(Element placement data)
• • • • •

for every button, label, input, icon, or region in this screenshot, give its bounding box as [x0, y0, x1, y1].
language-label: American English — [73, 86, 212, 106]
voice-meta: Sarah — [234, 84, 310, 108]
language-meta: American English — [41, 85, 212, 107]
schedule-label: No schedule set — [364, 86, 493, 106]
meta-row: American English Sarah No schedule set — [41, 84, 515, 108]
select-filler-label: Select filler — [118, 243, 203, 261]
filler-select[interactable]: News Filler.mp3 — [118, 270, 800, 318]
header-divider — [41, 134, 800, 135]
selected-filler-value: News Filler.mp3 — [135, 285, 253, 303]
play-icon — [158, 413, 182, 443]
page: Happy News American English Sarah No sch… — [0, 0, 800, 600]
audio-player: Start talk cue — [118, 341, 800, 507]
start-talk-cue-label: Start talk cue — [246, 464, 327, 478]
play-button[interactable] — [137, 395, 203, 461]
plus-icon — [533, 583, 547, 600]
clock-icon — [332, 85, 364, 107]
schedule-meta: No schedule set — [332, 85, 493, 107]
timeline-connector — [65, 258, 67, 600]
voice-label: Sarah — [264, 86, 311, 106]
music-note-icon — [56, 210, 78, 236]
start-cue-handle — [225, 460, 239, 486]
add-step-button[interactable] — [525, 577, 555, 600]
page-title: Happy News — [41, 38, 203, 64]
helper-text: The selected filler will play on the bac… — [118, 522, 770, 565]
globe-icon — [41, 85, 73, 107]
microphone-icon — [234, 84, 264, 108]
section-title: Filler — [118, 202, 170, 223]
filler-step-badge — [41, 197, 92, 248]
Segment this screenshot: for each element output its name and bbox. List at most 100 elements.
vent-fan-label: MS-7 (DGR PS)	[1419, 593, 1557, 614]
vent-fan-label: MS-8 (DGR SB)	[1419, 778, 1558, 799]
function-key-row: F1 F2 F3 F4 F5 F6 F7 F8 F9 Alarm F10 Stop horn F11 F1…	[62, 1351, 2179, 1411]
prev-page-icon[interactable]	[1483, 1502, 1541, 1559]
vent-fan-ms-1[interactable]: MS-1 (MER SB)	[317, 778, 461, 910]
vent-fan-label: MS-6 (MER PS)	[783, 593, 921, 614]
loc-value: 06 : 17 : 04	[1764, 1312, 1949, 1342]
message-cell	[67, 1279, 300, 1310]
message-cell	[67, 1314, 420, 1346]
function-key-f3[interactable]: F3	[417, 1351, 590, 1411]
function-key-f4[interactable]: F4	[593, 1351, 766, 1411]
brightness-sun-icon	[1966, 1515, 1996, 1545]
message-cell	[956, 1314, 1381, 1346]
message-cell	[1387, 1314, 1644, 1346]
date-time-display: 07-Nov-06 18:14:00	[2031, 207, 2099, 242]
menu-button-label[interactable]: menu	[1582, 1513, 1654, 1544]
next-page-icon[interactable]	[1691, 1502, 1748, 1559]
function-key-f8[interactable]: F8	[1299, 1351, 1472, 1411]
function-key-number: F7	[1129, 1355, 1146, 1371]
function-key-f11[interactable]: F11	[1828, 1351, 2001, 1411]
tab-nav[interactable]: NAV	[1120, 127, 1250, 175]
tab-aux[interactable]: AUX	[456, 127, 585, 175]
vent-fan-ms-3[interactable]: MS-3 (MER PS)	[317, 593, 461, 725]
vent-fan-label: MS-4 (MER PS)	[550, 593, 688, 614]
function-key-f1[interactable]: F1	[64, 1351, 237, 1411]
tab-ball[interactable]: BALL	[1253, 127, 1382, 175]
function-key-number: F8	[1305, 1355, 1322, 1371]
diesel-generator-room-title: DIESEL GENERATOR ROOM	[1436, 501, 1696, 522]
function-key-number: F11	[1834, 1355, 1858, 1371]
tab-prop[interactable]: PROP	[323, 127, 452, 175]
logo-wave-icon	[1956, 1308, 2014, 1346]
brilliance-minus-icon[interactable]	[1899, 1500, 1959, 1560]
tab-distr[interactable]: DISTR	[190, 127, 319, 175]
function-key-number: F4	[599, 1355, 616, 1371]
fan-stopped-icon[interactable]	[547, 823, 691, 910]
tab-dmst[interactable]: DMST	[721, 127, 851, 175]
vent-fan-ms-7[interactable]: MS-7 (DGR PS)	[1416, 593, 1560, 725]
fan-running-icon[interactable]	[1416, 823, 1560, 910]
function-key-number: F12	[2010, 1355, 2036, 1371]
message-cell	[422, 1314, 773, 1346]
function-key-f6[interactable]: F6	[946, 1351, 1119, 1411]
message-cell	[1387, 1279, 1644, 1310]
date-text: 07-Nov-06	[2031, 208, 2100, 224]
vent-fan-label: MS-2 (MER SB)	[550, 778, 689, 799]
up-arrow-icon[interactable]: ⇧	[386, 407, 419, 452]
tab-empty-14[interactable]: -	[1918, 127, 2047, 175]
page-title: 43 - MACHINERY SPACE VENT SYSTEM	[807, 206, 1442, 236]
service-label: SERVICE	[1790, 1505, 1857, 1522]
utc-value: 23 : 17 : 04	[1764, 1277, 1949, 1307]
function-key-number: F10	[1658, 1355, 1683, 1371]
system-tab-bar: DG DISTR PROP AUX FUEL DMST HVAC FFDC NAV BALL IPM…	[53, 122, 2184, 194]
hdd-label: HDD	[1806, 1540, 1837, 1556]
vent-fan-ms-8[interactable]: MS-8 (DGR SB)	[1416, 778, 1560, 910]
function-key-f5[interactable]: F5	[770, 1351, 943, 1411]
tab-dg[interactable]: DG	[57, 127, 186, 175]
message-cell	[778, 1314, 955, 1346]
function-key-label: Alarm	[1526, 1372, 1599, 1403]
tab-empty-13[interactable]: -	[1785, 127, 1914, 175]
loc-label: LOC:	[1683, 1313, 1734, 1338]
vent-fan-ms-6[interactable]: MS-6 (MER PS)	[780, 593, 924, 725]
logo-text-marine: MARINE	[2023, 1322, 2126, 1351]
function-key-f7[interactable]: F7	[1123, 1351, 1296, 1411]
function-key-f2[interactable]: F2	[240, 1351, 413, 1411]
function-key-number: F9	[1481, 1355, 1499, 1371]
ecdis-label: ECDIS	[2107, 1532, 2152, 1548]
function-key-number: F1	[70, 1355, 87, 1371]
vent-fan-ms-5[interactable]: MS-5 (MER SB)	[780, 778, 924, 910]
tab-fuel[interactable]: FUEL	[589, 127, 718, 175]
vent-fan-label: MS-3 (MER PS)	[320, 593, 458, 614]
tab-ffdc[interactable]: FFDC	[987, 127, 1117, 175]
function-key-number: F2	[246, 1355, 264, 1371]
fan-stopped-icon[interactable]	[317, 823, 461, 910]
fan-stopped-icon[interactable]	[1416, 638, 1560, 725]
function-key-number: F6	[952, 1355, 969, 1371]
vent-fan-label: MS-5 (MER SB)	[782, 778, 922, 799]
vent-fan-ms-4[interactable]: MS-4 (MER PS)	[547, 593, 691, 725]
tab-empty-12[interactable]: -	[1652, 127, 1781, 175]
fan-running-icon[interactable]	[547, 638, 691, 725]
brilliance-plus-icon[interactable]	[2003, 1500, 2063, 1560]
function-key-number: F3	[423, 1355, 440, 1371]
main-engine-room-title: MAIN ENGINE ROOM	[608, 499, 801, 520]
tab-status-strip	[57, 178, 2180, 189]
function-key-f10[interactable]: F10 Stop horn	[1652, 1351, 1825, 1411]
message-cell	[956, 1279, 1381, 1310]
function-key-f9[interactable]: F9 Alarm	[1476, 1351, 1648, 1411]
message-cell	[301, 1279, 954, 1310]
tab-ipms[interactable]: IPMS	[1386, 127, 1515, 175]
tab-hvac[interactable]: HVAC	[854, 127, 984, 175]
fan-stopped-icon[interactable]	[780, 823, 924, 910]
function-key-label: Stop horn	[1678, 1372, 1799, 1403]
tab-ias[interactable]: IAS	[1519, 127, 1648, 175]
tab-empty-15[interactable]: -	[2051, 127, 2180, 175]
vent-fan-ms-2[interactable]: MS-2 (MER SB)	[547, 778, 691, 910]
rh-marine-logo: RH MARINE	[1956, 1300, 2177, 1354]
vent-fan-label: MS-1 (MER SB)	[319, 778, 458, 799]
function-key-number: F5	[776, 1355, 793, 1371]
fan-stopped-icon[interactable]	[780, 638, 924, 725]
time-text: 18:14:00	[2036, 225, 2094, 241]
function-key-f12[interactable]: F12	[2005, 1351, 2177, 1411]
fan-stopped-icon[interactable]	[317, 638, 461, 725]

• • • • •

→ What the exercise asks: Recast the lines from the start of the records through the line containing "meta-row: American English", inclusive, as a JSON list of strings with one string per line and blank lines left out.

→ Answer to the problem:
[
  "for every button, label, input, icon, or region in this screenshot, give its bounding box as [x0, y0, x1, y1].",
  "language-label: American English — [73, 86, 212, 106]",
  "voice-meta: Sarah — [234, 84, 310, 108]",
  "language-meta: American English — [41, 85, 212, 107]",
  "schedule-label: No schedule set — [364, 86, 493, 106]",
  "meta-row: American English Sarah No schedule set — [41, 84, 515, 108]"
]